Excerpt to read |
⁂
#6. Pipeline vibes

Topics: Dagster, data quality, Apache Kafka, late arriving data, pipelines.


Data Quality Meetup #4 — Datafold Team.

The following topics are discussed:

  • The Best Data Quality Investment in 2021
  • Verity: Data Quality as a Service
  • Unit Tests for SQL with dbt & Python
  • Building Security Conscious Data Apps
  • Fake It Till You Make It: A Backward Approach to Data Products

Thanks to @SimonOsipov for this topic.

level:medium topic:data-quality type:video


Incrementally Adopting Dagster at Mapbox — Ben Pleasanton @ Dagster Blog.

We all know that Dagster may be (and maybe already is) the Next Big Thing after Airflow. But how many success stories did you read? Yes, adoption grows, but something impossible with Airflow? Well, folks from Mapbox hit the wall of complexity with Airflow, and they choose Dagster to cope with this complexity.

level:medium topic:dagster topic:pipelines


Understanding Kafka Topic Partitions — Dunith Dhanushka @ Event-driven Utopia.

Our editor Ksenia is a personal fan of Dunith Dhanushka articles. Many schemes, easy to read, practical use!

level:beginner topic:kafka


An optimistic approach to handle out-of-order events within analytical stream processing — JetBrains.

29 article pages about out-of-order data arrival. This topic will be burned into your mind. If no, read the references, too.

level:advanced topic:late-arriving-data type:whitepaper


Data Fusion: A Code-Free Pipeline for Your Google Cloud Data Warehouse — Guillaume Dupont @ Towards Data Science.

Everybody loves to get results without writing a code. The most popular solution for building pipelines without code is Apache NiFi. But what if one can build the whole warehouse with all processes inside without code? Looks like Google Data Fusion may be used for it!

level:medium topic:pipelines


Written on July 2, 2021
⁂
Direction 1 |
According to the Pipeline vibes digest, what is the most popular solution for building pipelines without code?
Direction 2 |
Reproduce the Pipeline vibes digest word for word, from "Incrementally Adopting Dagster" up to and including "read, practical use!".
Direction 3 |
List the talk titles that the Pipeline vibes digest gives for Data Quality Meetup #4.

(Page element annotations)
⁂
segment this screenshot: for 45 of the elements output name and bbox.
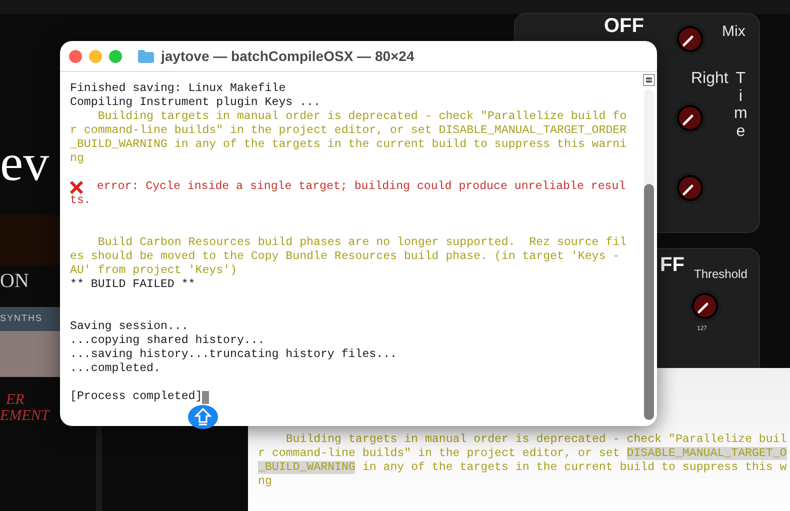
terminal-line: Compiling Instrument plugin Keys ...: [70, 95, 320, 110]
terminal-line: ng: [258, 474, 272, 490]
synth-thumbnail: [0, 331, 60, 377]
terminal-line: Building targets in manual order is deprecated - check "Parallelize buil: [284, 432, 787, 448]
terminal-line: _BUILD_WARNING in any of the targets in the current build to suppress this w: [258, 460, 787, 476]
terminal-line: ts.: [70, 193, 91, 210]
terminal-line: _BUILD_WARNING in any of the targets in the current build to suppress this warni: [70, 137, 627, 154]
knob[interactable]: [673, 22, 707, 56]
time-label: Time: [734, 70, 748, 140]
window-title: jaytove — batchCompileOSX — 80×24: [161, 46, 414, 66]
terminal-line: ** BUILD FAILED **: [70, 277, 196, 294]
terminal-line: [Process completed]: [70, 389, 202, 406]
mix-label: Mix: [722, 22, 746, 42]
terminal-line: r command-line builds" in the project editor, or set DISABLE_MANUAL_TARGET_ORDER: [70, 123, 627, 138]
logo-text: ev: [0, 138, 50, 190]
dynamics-switch[interactable]: FF: [660, 255, 684, 275]
terminal-line: Saving session...: [70, 319, 188, 334]
synth-banner: SYNTHS: [0, 307, 60, 331]
knob[interactable]: [673, 101, 707, 135]
terminal-line: r command-line builds" in the project editor, or set DISABLE_MANUAL_TARGET_O: [258, 446, 787, 462]
promo-text: EMENT: [0, 408, 50, 424]
error-x-icon: [70, 180, 83, 194]
terminal-line: Finished saving: Linux Makefile: [70, 81, 286, 96]
terminal-line: Building targets in manual order is deprecated - check "Parallelize build fo: [96, 109, 627, 124]
scrollbar-thumb[interactable]: [644, 184, 654, 420]
terminal-line: ...completed.: [70, 361, 160, 378]
button-label[interactable]: ON: [0, 271, 29, 291]
text-cursor: [202, 390, 210, 404]
terminal-line: error: Cycle inside a single target; building could produce unreliable resul: [96, 179, 626, 196]
terminal-line: Build Carbon Resources build phases are no longer supported. Rez source fil: [96, 235, 627, 250]
terminal-line: ...saving history...truncating history files...: [70, 347, 397, 362]
delay-switch[interactable]: OFF: [604, 16, 644, 36]
knob[interactable]: [688, 289, 722, 323]
terminal-line: AU' from project 'Keys'): [70, 263, 237, 278]
terminal-line: ...copying shared history...: [70, 333, 265, 348]
close-button[interactable]: [69, 50, 82, 62]
terminal-line: es should be moved to the Copy Bundle Resources build phase. (in target 'Keys -: [70, 249, 620, 264]
terminal-line: ng: [70, 151, 84, 168]
folder-icon: [138, 50, 154, 62]
knob[interactable]: [673, 171, 707, 205]
split-pane-icon[interactable]: [643, 74, 655, 86]
promo-text: ER: [4, 392, 26, 408]
right-label: Right: [691, 69, 728, 89]
threshold-label: Threshold: [694, 266, 748, 283]
artwork-panel: [0, 215, 60, 265]
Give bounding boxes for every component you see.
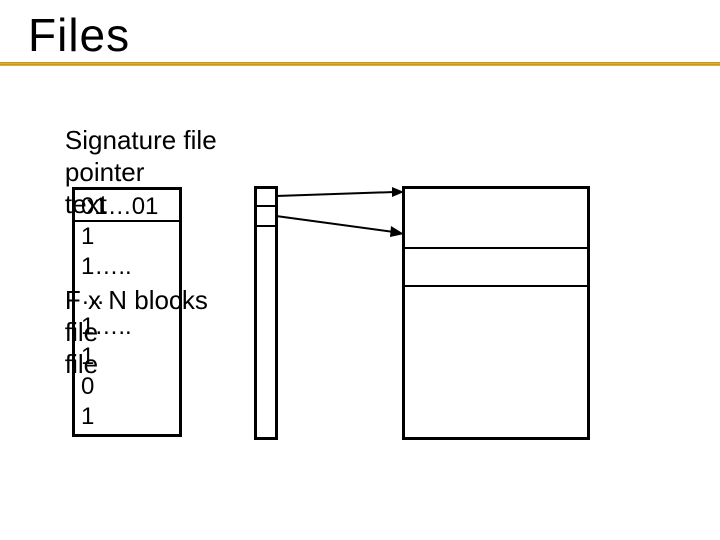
ptr-divider xyxy=(257,205,275,207)
txt-divider xyxy=(405,247,587,249)
sig-divider xyxy=(75,220,179,222)
pointer-arrow-2 xyxy=(276,206,406,246)
text-file-box xyxy=(402,186,590,440)
sig-row: 1 xyxy=(81,222,173,252)
sig-row: 1….. xyxy=(81,252,173,282)
slide-title: Files xyxy=(28,9,130,61)
label-pointer: pointer xyxy=(65,156,255,188)
ptr-divider xyxy=(257,225,275,227)
sig-row: … xyxy=(81,282,173,312)
sig-row: 0 xyxy=(81,372,173,402)
txt-divider xyxy=(405,285,587,287)
sig-row: 01…01 xyxy=(81,192,173,222)
slide-title-wrap: Files xyxy=(28,8,130,62)
sig-row: 1 xyxy=(81,342,173,372)
pointer-file-box xyxy=(254,186,278,440)
sig-row: 1 xyxy=(81,402,173,432)
title-underline xyxy=(0,62,720,66)
sig-row: 1….. xyxy=(81,312,173,342)
signature-file-box: 01…01 1 1….. … 1….. 1 0 1 xyxy=(72,187,182,437)
label-signature-file: Signature file xyxy=(65,124,253,156)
⁂
Exercise result 1 |
Apache NiFi

Exercise result 2 |
Incrementally Adopting Dagster at Mapbox — Ben Pleasanton @ Dagster Blog.

We all know that Dagster may be (and maybe already is) the Next Big Thing after Airflow. But how many success stories did you read? Yes, adoption grows, but something impossible with Airflow? Well, folks from Mapbox hit the wall of complexity with Airflow, and they choose Dagster to cope with this complexity.

level:medium topic:dagster topic:pipelines


Understanding Kafka Topic Partitions — Dunith Dhanushka @ Event-driven Utopia.

Our editor Ksenia is a personal fan of Dunith Dhanushka articles. Many schemes, easy to read, practical use!

Exercise result 3 |
- The Best Data Quality Investment in 2021
- Verity: Data Quality as a Service
- Unit Tests for SQL with dbt & Python
- Building Security Conscious Data Apps
- Fake It Till You Make It: A Backward Approach to Data Products